## What you should do
Reproduce all entries precisely as they are written.

## Entries provided
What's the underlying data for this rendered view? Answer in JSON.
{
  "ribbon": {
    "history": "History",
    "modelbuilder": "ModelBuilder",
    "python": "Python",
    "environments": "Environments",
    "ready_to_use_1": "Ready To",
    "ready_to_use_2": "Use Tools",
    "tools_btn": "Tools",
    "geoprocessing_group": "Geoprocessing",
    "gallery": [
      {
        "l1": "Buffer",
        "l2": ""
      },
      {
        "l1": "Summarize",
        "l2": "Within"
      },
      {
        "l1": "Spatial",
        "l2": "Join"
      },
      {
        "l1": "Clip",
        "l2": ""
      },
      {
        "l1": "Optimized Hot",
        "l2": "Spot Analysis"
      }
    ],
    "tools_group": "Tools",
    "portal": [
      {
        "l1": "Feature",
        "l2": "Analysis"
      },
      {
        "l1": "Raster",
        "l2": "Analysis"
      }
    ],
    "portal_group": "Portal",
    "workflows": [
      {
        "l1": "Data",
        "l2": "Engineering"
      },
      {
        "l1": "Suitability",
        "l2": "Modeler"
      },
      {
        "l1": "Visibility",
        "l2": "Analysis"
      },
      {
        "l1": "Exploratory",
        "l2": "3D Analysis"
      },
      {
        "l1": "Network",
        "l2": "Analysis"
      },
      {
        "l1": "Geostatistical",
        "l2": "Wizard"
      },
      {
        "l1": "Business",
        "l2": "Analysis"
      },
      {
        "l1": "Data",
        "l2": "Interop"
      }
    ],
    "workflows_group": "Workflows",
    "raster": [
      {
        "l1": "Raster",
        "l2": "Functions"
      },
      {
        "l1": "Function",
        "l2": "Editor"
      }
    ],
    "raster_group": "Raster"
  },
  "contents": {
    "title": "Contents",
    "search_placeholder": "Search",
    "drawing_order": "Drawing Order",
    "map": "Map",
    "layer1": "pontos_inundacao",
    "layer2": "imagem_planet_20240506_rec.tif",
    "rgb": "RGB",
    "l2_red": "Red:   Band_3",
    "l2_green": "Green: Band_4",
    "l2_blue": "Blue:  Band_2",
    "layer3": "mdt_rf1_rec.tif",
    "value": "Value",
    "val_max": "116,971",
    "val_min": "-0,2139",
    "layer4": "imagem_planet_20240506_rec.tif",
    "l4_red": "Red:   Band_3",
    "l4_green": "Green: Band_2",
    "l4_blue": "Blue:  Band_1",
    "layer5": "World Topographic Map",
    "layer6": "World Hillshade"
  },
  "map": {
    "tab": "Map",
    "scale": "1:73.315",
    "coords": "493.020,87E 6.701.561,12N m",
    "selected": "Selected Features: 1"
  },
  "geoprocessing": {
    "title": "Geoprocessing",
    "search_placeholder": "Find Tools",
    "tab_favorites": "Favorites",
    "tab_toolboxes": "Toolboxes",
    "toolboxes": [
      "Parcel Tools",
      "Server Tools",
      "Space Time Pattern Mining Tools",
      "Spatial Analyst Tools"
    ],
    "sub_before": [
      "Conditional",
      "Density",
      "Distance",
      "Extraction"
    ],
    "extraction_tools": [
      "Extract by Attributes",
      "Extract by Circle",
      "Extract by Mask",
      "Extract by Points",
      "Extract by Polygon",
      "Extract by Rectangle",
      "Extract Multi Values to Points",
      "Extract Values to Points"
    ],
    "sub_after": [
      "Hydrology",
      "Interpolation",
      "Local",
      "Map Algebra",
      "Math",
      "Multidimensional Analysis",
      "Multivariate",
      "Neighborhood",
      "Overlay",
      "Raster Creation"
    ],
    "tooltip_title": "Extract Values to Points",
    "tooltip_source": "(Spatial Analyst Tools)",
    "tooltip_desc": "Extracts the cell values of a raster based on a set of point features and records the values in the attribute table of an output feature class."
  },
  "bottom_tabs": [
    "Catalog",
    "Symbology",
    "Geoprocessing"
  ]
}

## Task response
What's the underlying data for this rendered view? Answer in JSON.
{
  "ribbon": {
    "history": "History",
    "modelbuilder": "ModelBuilder",
    "python": "Python",
    "environments": "Environments",
    "ready_to_use_1": "Ready To",
    "ready_to_use_2": "Use Tools",
    "tools_btn": "Tools",
    "geoprocessing_group": "Geoprocessing",
    "gallery": [
      {
        "l1": "Buffer",
        "l2": ""
      },
      {
        "l1": "Summarize",
        "l2": "Within"
      },
      {
        "l1": "Spatial",
        "l2": "Join"
      },
      {
        "l1": "Clip",
        "l2": ""
      },
      {
        "l1": "Optimized Hot",
        "l2": "Spot Analysis"
      }
    ],
    "tools_group": "Tools",
    "portal": [
      {
        "l1": "Feature",
        "l2": "Analysis"
      },
      {
        "l1": "Raster",
        "l2": "Analysis"
      }
    ],
    "portal_group": "Portal",
    "workflows": [
      {
        "l1": "Data",
        "l2": "Engineering"
      },
      {
        "l1": "Suitability",
        "l2": "Modeler"
      },
      {
        "l1": "Visibility",
        "l2": "Analysis"
      },
      {
        "l1": "Exploratory",
        "l2": "3D Analysis"
      },
      {
        "l1": "Network",
        "l2": "Analysis"
      },
      {
        "l1": "Geostatistical",
        "l2": "Wizard"
      },
      {
        "l1": "Business",
        "l2": "Analysis"
      },
      {
        "l1": "Data",
        "l2": "Interop"
      }
    ],
    "workflows_group": "Workflows",
    "raster": [
      {
        "l1": "Raster",
        "l2": "Functions"
      },
      {
        "l1": "Function",
        "l2": "Editor"
      }
    ],
    "raster_group": "Raster"
  },
  "contents": {
    "title": "Contents",
    "search_placeholder": "Search",
    "drawing_order": "Drawing Order",
    "map": "Map",
    "layer1": "pontos_inundacao",
    "layer2": "imagem_planet_20240506_rec.tif",
    "rgb": "RGB",
    "l2_red": "Red:   Band_3",
    "l2_green": "Green: Band_4",
    "l2_blue": "Blue:  Band_2",
    "layer3": "mdt_rf1_rec.tif",
    "value": "Value",
    "val_max": "116,971",
    "val_min": "-0,2139",
    "layer4": "imagem_planet_20240506_rec.tif",
    "l4_red": "Red:   Band_3",
    "l4_green": "Green: Band_2",
    "l4_blue": "Blue:  Band_1",
    "layer5": "World Topographic Map",
    "layer6": "World Hillshade"
  },
  "map": {
    "tab": "Map",
    "scale": "1:73.315",
    "coords": "493.020,87E 6.701.561,12N m",
    "selected": "Selected Features: 1"
  },
  "geoprocessing": {
    "title": "Geoprocessing",
    "search_placeholder": "Find Tools",
    "tab_favorites": "Favorites",
    "tab_toolboxes": "Toolboxes",
    "toolboxes": [
      "Parcel Tools",
      "Server Tools",
      "Space Time Pattern Mining Tools",
      "Spatial Analyst Tools"
    ],
    "sub_before": [
      "Conditional",
      "Density",
      "Distance",
      "Extraction"
    ],
    "extraction_tools": [
      "Extract by Attributes",
      "Extract by Circle",
      "Extract by Mask",
      "Extract by Points",
      "Extract by Polygon",
      "Extract by Rectangle",
      "Extract Multi Values to Points",
      "Extract Values to Points"
    ],
    "sub_after": [
      "Hydrology",
      "Interpolation",
      "Local",
      "Map Algebra",
      "Math",
      "Multidimensional Analysis",
      "Multivariate",
      "Neighborhood",
      "Overlay",
      "Raster Creation"
    ],
    "tooltip_title": "Extract Values to Points",
    "tooltip_source": "(Spatial Analyst Tools)",
    "tooltip_desc": "Extracts the cell values of a raster based on a set of point features and records the values in the attribute table of an output feature class."
  },
  "bottom_tabs": [
    "Catalog",
    "Symbology",
    "Geoprocessing"
  ]
}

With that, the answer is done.